All lines below must be repeated exactly, with the pictures omitted.

>> BEGIN

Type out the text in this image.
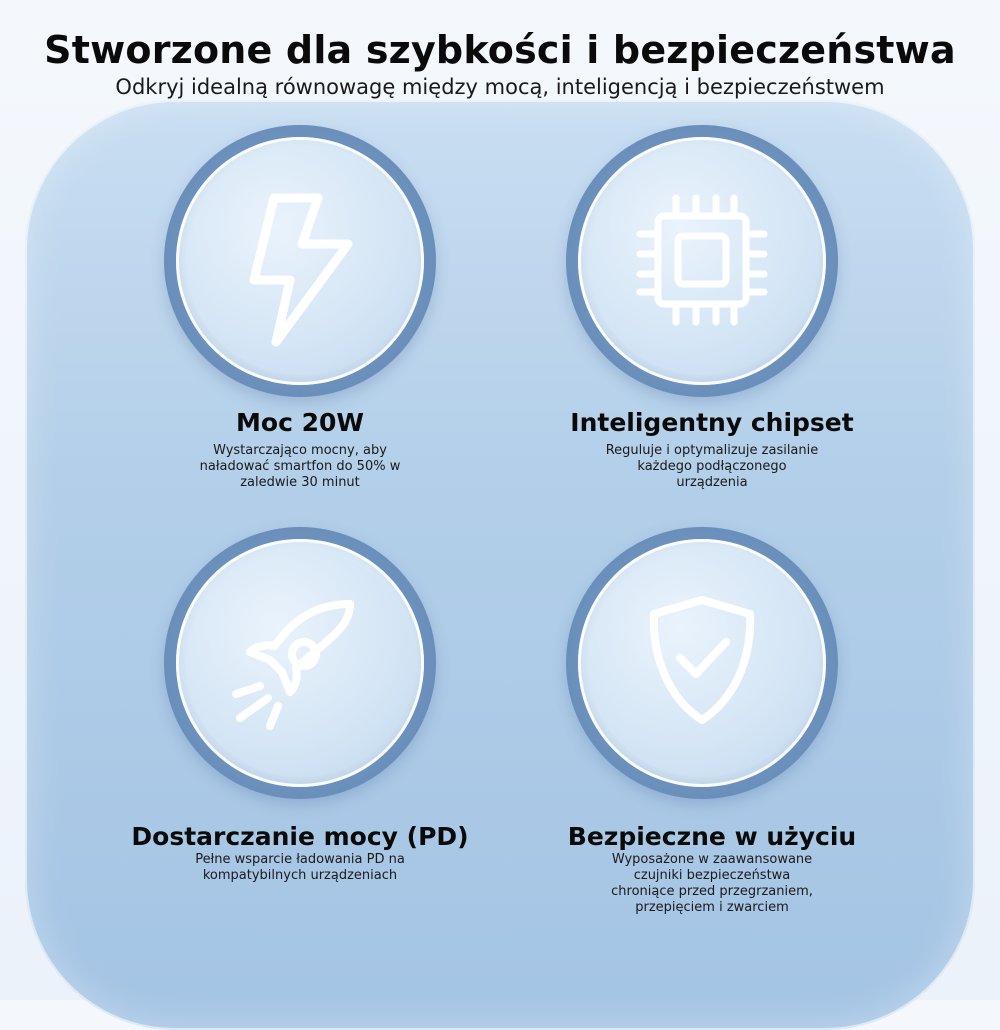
Stworzone dla szybkości i bezpieczeństwa
Odkryj idealną równowagę między mocą, inteligencją i bezpieczeństwem
Moc 20W
Wystarczająco mocny, aby
naładować smartfon do 50% w
zaledwie 30 minut
Inteligentny chipset
Reguluje i optymalizuje zasilanie
każdego podłączonego
urządzenia
Dostarczanie mocy (PD)
Pełne wsparcie ładowania PD na
kompatybilnych urządzeniach
Bezpieczne w użyciu
Wyposażone w zaawansowane
czujniki bezpieczeństwa
chroniące przed przegrzaniem,
przepięciem i zwarciem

>> END

### COMPLETE RESPONSE
Type out the text in this image.
Stworzone dla szybkości i bezpieczeństwa
Odkryj idealną równowagę między mocą, inteligencją i bezpieczeństwem
Moc 20W
Wystarczająco mocny, aby
naładować smartfon do 50% w
zaledwie 30 minut
Inteligentny chipset
Reguluje i optymalizuje zasilanie
każdego podłączonego
urządzenia
Dostarczanie mocy (PD)
Pełne wsparcie ładowania PD na
kompatybilnych urządzeniach
Bezpieczne w użyciu
Wyposażone w zaawansowane
czujniki bezpieczeństwa
chroniące przed przegrzaniem,
przepięciem i zwarciem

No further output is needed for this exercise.